Records for the task
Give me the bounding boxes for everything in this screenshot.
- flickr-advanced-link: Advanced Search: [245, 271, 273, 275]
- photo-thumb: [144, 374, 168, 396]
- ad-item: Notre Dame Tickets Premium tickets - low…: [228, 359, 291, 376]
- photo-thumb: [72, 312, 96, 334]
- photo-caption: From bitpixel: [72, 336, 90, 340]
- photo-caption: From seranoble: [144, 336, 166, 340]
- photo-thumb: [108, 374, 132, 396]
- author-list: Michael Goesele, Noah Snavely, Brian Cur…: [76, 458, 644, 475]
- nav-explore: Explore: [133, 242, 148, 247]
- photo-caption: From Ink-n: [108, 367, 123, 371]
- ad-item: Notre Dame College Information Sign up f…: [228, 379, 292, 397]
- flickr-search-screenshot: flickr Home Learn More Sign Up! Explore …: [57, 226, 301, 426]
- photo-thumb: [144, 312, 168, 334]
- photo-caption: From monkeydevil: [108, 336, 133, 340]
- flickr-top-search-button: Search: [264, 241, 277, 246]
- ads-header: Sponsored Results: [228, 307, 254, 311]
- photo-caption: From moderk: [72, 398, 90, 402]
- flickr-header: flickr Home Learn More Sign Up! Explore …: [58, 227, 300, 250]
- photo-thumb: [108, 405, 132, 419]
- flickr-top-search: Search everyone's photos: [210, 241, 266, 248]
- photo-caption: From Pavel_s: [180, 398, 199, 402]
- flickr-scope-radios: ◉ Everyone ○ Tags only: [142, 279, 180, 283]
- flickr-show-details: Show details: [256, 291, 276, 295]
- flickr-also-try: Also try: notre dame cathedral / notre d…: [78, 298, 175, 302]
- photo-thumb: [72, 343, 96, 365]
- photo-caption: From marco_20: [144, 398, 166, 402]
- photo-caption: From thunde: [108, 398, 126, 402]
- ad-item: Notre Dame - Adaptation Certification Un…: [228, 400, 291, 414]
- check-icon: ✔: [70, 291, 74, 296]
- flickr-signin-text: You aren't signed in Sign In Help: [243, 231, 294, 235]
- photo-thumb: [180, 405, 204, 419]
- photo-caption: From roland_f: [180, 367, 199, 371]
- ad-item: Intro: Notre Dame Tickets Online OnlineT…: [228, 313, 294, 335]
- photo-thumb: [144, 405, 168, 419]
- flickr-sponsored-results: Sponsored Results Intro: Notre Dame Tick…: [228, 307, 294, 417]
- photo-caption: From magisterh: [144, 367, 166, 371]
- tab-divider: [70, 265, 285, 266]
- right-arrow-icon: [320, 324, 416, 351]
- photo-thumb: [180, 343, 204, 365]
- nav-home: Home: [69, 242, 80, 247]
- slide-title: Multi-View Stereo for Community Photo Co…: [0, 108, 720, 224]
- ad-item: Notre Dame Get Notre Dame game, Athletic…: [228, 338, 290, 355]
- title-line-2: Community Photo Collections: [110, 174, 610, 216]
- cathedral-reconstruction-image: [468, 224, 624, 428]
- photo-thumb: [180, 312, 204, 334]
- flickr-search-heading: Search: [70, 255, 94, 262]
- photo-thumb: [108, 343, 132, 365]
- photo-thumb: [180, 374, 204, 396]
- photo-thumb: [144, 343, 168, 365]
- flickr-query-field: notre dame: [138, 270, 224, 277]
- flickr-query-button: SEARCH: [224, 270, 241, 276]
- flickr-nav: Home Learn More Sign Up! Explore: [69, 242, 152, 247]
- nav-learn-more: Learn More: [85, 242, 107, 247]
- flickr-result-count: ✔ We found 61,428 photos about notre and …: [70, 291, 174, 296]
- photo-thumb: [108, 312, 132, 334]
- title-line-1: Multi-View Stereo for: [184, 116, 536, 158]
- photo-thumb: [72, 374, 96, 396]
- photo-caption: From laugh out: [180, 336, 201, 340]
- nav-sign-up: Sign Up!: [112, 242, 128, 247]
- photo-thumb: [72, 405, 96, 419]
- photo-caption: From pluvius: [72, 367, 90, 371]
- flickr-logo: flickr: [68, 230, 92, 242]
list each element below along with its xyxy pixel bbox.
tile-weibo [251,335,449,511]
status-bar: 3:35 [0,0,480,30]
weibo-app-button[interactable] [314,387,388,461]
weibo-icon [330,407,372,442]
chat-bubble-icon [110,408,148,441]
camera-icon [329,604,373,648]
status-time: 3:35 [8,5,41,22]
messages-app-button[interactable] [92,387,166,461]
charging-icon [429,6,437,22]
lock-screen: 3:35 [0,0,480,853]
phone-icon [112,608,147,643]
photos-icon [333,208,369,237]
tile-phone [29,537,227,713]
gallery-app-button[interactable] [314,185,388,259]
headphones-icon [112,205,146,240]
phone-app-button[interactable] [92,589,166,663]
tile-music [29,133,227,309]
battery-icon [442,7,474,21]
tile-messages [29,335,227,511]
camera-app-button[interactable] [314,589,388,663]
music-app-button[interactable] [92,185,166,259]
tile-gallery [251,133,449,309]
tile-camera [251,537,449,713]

Exercise description
Render every line of the data above as a numbered list, leaving out any blank lines.

Output for this exercise
1. Give me the bounding boxes for everything in this screenshot.
2. - flickr-advanced-link: Advanced Search: [245, 271, 273, 275]
3. - photo-thumb: [144, 374, 168, 396]
4. - ad-item: Notre Dame Tickets Premium tickets - low…: [228, 359, 291, 376]
5. - photo-thumb: [72, 312, 96, 334]
6. - photo-caption: From bitpixel: [72, 336, 90, 340]
7. - photo-caption: From seranoble: [144, 336, 166, 340]
8. - photo-thumb: [108, 374, 132, 396]
9. - author-list: Michael Goesele, Noah Snavely, Brian Cur…: [76, 458, 644, 475]
10. - nav-explore: Explore: [133, 242, 148, 247]
11. - photo-caption: From Ink-n: [108, 367, 123, 371]
12. - ad-item: Notre Dame College Information Sign up f…: [228, 379, 292, 397]
13. - flickr-search-screenshot: flickr Home Learn More Sign Up! Explore …: [57, 226, 301, 426]
14. - photo-thumb: [144, 312, 168, 334]
15. - photo-caption: From monkeydevil: [108, 336, 133, 340]
16. - flickr-top-search-button: Search: [264, 241, 277, 246]
17. - ads-header: Sponsored Results: [228, 307, 254, 311]
18. - photo-caption: From moderk: [72, 398, 90, 402]
19. - flickr-header: flickr Home Learn More Sign Up! Explore …: [58, 227, 300, 250]
20. - photo-thumb: [108, 405, 132, 419]
21. - flickr-top-search: Search everyone's photos: [210, 241, 266, 248]
22. - photo-caption: From Pavel_s: [180, 398, 199, 402]
23. - flickr-scope-radios: ◉ Everyone ○ Tags only: [142, 279, 180, 283]
24. - flickr-show-details: Show details: [256, 291, 276, 295]
25. - flickr-also-try: Also try: notre dame cathedral / notre d…: [78, 298, 175, 302]
26. - photo-thumb: [72, 343, 96, 365]
27. - photo-caption: From marco_20: [144, 398, 166, 402]
28. - photo-caption: From thunde: [108, 398, 126, 402]
29. - ad-item: Notre Dame - Adaptation Certification Un…: [228, 400, 291, 414]
30. - check-icon: ✔: [70, 291, 74, 296]
31. - flickr-signin-text: You aren't signed in Sign In Help: [243, 231, 294, 235]
32. - photo-thumb: [180, 405, 204, 419]
33. - photo-caption: From roland_f: [180, 367, 199, 371]
34. - ad-item: Intro: Notre Dame Tickets Online OnlineT…: [228, 313, 294, 335]
35. - photo-thumb: [144, 405, 168, 419]
36. - flickr-sponsored-results: Sponsored Results Intro: Notre Dame Tick…: [228, 307, 294, 417]
37. - photo-caption: From magisterh: [144, 367, 166, 371]
38. - tab-divider: [70, 265, 285, 266]
39. - right-arrow-icon: [320, 324, 416, 351]
40. - photo-thumb: [180, 343, 204, 365]
41. - nav-home: Home: [69, 242, 80, 247]
42. - slide-title: Multi-View Stereo for Community Photo Co…: [0, 108, 720, 224]
43. - ad-item: Notre Dame Get Notre Dame game, Athletic…: [228, 338, 290, 355]
44. - title-line-2: Community Photo Collections: [110, 174, 610, 216]
45. - cathedral-reconstruction-image: [468, 224, 624, 428]
46. - photo-thumb: [180, 312, 204, 334]
47. - flickr-search-heading: Search: [70, 255, 94, 262]
48. - photo-thumb: [108, 343, 132, 365]
49. - photo-thumb: [180, 374, 204, 396]
50. - photo-thumb: [144, 343, 168, 365]
51. - flickr-query-field: notre dame: [138, 270, 224, 277]
52. - flickr-query-button: SEARCH: [224, 270, 241, 276]
53. - flickr-nav: Home Learn More Sign Up! Explore: [69, 242, 152, 247]
54. - nav-learn-more: Learn More: [85, 242, 107, 247]
55. - flickr-result-count: ✔ We found 61,428 photos about notre and …: [70, 291, 174, 296]
56. - photo-thumb: [108, 312, 132, 334]
57. - title-line-1: Multi-View Stereo for: [184, 116, 536, 158]
58. - photo-thumb: [72, 374, 96, 396]
59. - photo-caption: From laugh out: [180, 336, 201, 340]
60. - nav-sign-up: Sign Up!: [112, 242, 128, 247]
61. - photo-thumb: [72, 405, 96, 419]
62. - photo-caption: From pluvius: [72, 367, 90, 371]
63. - flickr-logo: flickr: [68, 230, 92, 242]
64. list each element below along with its xyxy pixel bbox.
65. tile-weibo [251,335,449,511]
66. status-bar: 3:35 [0,0,480,30]
67. weibo-app-button[interactable] [314,387,388,461]
68. weibo-icon [330,407,372,442]
69. chat-bubble-icon [110,408,148,441]
70. camera-icon [329,604,373,648]
71. status-time: 3:35 [8,5,41,22]
72. messages-app-button[interactable] [92,387,166,461]
73. charging-icon [429,6,437,22]
74. lock-screen: 3:35 [0,0,480,853]
75. phone-icon [112,608,147,643]
76. photos-icon [333,208,369,237]
77. tile-phone [29,537,227,713]
78. gallery-app-button[interactable] [314,185,388,259]
79. headphones-icon [112,205,146,240]
80. phone-app-button[interactable] [92,589,166,663]
81. tile-music [29,133,227,309]
82. battery-icon [442,7,474,21]
83. tile-messages [29,335,227,511]
84. camera-app-button[interactable] [314,589,388,663]
85. music-app-button[interactable] [92,185,166,259]
86. tile-gallery [251,133,449,309]
87. tile-camera [251,537,449,713]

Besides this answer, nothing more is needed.